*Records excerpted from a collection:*
=== Begin Enclosure ===

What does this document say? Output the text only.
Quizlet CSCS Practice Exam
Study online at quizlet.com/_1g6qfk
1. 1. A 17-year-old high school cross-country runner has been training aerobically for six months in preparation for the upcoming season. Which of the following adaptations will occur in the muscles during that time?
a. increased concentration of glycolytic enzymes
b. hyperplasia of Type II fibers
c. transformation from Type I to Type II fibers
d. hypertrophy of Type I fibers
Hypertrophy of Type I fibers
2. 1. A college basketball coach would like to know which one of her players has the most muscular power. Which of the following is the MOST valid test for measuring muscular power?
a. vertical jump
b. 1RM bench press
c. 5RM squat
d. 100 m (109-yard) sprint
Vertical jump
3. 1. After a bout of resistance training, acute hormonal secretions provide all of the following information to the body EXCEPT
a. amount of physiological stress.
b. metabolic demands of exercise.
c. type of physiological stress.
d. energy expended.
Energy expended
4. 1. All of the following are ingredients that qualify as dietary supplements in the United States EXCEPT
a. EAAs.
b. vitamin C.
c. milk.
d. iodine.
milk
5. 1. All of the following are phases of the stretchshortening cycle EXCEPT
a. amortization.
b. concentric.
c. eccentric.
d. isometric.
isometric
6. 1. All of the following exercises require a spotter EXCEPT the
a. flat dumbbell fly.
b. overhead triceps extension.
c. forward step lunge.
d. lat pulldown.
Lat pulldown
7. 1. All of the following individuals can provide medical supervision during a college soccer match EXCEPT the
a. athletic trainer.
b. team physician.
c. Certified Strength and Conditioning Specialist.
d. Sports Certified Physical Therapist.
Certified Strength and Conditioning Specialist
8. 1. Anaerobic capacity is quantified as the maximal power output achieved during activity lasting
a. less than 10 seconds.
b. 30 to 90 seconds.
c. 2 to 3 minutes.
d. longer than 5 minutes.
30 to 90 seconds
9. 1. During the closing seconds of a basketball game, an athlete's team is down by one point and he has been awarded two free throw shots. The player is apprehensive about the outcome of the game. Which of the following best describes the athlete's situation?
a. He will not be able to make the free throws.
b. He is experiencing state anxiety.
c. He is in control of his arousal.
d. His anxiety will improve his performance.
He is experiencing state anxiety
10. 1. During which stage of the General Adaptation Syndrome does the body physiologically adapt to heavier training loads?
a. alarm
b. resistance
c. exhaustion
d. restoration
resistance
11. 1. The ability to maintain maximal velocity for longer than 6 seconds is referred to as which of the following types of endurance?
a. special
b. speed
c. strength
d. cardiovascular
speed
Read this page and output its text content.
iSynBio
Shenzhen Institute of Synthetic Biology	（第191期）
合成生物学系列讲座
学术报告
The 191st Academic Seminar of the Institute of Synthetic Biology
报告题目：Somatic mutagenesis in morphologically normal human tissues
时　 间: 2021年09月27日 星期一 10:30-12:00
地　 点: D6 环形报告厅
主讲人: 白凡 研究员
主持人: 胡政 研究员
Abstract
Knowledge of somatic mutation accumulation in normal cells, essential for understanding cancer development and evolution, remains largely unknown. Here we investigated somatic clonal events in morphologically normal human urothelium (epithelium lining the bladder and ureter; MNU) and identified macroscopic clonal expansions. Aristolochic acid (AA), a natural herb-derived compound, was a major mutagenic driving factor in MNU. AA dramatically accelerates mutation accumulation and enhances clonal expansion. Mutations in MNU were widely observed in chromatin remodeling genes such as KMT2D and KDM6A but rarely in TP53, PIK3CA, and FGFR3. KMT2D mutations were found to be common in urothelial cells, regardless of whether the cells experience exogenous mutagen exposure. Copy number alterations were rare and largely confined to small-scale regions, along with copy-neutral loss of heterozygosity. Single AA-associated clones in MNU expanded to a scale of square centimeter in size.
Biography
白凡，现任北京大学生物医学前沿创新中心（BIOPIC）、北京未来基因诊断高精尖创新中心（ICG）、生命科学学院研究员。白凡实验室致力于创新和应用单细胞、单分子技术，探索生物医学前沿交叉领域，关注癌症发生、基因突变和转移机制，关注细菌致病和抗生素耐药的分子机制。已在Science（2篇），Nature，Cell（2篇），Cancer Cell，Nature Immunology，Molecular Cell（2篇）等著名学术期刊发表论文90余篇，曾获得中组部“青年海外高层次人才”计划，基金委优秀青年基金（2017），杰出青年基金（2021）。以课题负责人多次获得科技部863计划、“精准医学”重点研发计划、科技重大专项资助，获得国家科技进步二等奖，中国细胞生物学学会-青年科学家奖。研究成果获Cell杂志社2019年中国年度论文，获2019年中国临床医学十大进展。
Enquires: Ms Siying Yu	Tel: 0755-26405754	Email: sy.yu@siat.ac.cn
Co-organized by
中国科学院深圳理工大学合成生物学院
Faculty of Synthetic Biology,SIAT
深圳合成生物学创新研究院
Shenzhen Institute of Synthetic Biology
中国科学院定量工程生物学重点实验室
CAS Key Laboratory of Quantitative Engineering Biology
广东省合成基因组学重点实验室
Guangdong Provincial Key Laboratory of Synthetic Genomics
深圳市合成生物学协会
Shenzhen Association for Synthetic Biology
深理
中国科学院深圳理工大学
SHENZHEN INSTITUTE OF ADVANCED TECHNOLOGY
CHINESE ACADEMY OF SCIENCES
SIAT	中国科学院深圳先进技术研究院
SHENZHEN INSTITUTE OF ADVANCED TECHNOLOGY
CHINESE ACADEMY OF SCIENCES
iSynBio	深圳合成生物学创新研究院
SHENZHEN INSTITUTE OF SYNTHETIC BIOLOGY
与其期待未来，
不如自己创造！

=== End Enclosure ===

*TASK:*
Scan the lines above for the word "power". Return each one that has it.

*ANSWER SPACE:*
2. 1. A college basketball coach would like to know which one of her players has the most muscular power. Which of the following is the MOST valid test for measuring muscular power?
8. 1. Anaerobic capacity is quantified as the maximal power output achieved during activity lasting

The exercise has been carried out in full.